_Task goal_
In the listing below, find every line with the string "name" and pull it out.

_Data listing_
— START —
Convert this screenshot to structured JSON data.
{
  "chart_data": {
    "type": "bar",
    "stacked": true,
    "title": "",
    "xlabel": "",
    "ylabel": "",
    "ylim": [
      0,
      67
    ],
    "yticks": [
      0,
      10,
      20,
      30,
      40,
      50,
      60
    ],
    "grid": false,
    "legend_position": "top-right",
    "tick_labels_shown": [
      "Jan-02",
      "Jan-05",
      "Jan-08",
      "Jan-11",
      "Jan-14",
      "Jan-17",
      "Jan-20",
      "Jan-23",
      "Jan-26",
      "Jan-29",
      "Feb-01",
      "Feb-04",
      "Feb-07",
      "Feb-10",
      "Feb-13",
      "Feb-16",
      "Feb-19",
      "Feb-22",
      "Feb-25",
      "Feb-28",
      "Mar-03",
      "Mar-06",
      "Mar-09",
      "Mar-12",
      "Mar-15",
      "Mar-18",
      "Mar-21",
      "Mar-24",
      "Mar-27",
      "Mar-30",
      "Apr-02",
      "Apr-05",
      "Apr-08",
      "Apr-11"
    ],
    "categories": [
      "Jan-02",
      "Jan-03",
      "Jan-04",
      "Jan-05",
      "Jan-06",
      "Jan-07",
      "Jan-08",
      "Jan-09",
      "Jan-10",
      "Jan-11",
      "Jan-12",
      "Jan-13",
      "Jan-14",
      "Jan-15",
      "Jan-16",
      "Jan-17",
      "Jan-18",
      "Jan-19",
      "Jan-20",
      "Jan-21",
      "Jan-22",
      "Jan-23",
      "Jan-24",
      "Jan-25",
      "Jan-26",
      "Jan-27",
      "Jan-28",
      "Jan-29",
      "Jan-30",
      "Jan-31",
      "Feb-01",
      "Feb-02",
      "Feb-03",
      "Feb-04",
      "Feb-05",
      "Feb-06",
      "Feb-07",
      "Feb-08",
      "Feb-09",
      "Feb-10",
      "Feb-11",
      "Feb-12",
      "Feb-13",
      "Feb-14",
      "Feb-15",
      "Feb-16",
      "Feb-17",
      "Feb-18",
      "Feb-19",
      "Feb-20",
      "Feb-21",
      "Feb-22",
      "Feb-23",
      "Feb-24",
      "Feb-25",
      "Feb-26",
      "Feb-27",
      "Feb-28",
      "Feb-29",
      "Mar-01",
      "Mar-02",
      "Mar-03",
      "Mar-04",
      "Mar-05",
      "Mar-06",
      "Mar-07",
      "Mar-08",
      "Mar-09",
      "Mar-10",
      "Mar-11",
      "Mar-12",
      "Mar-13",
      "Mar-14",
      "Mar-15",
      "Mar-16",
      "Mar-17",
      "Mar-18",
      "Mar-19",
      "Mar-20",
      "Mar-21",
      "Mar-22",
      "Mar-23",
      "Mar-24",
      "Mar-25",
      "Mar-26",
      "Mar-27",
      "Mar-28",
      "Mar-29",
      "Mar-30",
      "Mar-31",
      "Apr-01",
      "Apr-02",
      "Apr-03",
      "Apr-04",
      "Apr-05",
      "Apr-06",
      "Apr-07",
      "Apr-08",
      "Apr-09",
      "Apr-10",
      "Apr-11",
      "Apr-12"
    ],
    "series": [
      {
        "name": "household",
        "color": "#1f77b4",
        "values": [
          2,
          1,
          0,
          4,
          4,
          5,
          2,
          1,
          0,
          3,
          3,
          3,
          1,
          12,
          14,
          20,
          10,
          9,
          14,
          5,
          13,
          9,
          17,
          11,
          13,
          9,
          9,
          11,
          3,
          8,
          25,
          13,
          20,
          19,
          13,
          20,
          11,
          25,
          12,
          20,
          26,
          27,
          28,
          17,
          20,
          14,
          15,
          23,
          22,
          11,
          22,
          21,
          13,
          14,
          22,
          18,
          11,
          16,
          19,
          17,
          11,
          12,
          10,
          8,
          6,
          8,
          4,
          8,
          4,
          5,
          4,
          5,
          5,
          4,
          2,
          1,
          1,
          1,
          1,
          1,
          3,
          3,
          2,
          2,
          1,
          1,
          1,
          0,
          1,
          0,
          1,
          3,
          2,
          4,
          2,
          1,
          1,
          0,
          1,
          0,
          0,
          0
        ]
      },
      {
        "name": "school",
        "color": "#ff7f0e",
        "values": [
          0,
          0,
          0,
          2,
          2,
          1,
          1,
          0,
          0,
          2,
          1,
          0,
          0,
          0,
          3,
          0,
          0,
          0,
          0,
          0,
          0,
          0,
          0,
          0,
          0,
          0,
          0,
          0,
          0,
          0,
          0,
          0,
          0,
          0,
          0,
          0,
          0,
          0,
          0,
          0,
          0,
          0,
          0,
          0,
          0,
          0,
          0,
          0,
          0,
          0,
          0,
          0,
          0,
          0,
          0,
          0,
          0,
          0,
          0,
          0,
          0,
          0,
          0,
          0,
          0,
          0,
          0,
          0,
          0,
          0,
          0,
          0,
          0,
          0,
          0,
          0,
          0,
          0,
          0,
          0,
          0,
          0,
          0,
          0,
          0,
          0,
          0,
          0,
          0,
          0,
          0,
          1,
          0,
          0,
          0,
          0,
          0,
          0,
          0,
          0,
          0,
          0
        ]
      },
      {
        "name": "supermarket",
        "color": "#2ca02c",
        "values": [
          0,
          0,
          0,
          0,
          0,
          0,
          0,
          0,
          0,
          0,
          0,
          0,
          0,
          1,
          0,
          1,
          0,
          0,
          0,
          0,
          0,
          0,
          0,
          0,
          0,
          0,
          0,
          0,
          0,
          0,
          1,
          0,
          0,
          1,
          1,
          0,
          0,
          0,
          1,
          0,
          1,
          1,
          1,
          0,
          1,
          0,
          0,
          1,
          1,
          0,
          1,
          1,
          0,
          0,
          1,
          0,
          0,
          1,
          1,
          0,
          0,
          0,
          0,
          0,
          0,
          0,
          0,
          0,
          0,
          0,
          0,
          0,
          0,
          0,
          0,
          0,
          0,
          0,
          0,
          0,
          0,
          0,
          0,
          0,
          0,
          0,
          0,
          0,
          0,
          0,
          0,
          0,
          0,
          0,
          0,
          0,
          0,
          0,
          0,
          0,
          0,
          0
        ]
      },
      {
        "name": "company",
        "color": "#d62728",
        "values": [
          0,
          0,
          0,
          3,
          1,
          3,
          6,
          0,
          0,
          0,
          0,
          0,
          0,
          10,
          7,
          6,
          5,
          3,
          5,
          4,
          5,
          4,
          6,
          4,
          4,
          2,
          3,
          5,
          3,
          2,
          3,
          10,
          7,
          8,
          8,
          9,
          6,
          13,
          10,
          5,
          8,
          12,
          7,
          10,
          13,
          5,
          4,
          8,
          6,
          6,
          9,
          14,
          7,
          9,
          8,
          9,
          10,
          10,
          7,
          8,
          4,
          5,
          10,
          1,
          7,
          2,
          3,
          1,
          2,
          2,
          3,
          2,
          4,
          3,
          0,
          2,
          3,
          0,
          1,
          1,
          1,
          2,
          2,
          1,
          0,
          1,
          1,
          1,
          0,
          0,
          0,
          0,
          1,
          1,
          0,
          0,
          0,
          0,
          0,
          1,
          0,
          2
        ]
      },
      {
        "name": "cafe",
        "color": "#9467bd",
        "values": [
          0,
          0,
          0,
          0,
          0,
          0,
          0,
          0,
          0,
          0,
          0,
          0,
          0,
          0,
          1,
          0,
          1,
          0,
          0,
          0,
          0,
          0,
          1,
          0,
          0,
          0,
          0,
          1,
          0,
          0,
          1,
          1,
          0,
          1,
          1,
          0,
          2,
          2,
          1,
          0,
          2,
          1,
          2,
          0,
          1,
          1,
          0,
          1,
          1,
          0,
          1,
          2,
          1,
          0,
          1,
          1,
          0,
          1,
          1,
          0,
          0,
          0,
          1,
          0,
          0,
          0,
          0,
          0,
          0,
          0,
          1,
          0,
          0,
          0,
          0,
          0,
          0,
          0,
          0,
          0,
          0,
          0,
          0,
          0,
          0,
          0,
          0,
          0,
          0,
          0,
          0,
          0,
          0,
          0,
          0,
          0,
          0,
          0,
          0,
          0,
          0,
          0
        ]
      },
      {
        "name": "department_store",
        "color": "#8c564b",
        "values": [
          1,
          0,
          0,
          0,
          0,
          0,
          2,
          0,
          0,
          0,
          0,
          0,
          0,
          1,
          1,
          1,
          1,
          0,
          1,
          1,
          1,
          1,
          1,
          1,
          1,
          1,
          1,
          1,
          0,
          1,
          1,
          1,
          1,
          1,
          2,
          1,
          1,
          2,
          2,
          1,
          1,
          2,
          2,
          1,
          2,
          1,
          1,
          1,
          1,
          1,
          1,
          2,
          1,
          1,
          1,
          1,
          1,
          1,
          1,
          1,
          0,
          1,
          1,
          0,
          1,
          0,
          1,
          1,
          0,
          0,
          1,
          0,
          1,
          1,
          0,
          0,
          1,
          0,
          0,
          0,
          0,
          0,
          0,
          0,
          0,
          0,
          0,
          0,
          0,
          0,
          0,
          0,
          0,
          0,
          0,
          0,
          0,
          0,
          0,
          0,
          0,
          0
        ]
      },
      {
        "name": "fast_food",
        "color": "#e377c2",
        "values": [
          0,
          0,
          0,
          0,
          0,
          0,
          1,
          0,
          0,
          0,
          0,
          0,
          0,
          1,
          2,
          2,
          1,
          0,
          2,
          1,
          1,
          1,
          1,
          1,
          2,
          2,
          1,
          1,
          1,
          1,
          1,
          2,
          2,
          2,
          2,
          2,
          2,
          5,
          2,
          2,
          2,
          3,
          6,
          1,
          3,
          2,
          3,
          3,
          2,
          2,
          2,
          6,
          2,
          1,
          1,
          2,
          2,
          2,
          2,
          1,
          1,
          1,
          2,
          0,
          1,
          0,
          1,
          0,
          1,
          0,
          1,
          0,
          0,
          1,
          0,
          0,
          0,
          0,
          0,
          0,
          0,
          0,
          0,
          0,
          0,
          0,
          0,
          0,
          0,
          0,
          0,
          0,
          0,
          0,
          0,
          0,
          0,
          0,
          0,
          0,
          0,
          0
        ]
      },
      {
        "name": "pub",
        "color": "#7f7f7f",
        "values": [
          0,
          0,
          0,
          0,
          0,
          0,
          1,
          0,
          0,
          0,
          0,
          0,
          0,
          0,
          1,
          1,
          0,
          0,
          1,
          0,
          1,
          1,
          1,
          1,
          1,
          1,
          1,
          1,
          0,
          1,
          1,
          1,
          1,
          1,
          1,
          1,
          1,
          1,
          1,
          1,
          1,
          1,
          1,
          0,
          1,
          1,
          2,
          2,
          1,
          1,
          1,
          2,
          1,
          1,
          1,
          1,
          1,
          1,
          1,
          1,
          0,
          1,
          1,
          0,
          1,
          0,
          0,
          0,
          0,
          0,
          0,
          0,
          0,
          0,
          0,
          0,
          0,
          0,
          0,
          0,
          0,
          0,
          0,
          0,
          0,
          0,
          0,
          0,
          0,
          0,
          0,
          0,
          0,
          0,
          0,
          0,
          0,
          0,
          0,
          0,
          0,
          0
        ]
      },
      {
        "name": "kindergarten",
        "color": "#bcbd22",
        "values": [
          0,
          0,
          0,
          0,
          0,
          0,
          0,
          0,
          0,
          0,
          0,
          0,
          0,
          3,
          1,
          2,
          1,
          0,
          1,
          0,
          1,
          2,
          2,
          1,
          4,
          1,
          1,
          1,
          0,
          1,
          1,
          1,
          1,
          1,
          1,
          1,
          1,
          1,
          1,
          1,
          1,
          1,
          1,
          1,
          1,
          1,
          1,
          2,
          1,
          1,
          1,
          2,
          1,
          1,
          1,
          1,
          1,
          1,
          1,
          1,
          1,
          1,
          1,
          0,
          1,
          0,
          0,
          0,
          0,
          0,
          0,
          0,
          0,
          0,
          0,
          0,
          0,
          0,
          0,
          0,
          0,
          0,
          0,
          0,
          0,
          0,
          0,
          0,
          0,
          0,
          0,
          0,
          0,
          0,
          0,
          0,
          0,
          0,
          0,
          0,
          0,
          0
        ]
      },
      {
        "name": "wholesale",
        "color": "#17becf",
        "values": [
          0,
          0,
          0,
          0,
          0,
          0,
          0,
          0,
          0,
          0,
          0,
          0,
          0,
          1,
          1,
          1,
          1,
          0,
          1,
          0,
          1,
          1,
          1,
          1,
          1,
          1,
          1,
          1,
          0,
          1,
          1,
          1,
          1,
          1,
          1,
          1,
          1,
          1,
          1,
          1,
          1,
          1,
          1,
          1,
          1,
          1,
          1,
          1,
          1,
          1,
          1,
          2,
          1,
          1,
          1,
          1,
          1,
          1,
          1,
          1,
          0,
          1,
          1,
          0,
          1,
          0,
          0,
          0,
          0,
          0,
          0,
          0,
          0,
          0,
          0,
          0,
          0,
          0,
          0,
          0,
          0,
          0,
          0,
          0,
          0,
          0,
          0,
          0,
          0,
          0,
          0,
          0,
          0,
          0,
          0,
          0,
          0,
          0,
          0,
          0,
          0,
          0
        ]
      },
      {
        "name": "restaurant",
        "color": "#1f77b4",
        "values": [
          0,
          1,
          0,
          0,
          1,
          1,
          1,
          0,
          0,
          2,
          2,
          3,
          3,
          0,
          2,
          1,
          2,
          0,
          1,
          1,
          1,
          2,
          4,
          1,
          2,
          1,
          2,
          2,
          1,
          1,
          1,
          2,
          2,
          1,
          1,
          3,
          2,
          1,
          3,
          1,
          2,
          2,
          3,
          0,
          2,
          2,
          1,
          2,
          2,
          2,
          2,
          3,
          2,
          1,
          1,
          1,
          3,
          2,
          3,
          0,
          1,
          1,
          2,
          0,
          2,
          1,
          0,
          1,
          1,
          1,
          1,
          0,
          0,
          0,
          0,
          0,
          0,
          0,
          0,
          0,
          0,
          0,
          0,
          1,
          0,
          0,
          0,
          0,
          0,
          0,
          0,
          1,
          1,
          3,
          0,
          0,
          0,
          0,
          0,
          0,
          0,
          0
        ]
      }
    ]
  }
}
— END —
_The output_
        "name": "household",
        "name": "school",
        "name": "supermarket",
        "name": "company",
        "name": "cafe",
        "name": "department_store",
        "name": "fast_food",
        "name": "pub",
        "name": "kindergarten",
        "name": "wholesale",
        "name": "restaurant",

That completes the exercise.